## DIRECTIONS FOR THIS TASK:
Gather each line containing the string "label" from these entries.

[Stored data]
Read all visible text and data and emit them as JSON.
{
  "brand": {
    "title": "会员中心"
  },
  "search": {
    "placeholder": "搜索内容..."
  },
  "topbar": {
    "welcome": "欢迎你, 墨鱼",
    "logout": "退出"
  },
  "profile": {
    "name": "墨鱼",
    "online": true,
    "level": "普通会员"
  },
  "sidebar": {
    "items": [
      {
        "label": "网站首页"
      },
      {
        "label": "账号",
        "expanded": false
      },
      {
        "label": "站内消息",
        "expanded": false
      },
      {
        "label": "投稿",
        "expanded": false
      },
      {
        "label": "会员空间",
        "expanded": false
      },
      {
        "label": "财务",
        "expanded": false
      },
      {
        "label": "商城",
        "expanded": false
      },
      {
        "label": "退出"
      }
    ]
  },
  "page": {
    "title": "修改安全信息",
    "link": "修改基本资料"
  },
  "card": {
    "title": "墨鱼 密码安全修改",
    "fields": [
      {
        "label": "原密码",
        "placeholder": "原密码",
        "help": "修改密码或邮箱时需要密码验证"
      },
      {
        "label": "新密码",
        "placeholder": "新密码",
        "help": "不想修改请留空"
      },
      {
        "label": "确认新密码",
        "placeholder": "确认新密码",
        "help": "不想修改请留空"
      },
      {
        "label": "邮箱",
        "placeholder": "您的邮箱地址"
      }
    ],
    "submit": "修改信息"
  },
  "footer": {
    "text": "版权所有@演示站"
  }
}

## SOLUTION TO THE PROBLEM:
        "label": "网站首页"
        "label": "账号",
        "label": "站内消息",
        "label": "投稿",
        "label": "会员空间",
        "label": "财务",
        "label": "商城",
        "label": "退出"
        "label": "原密码",
        "label": "新密码",
        "label": "确认新密码",
        "label": "邮箱",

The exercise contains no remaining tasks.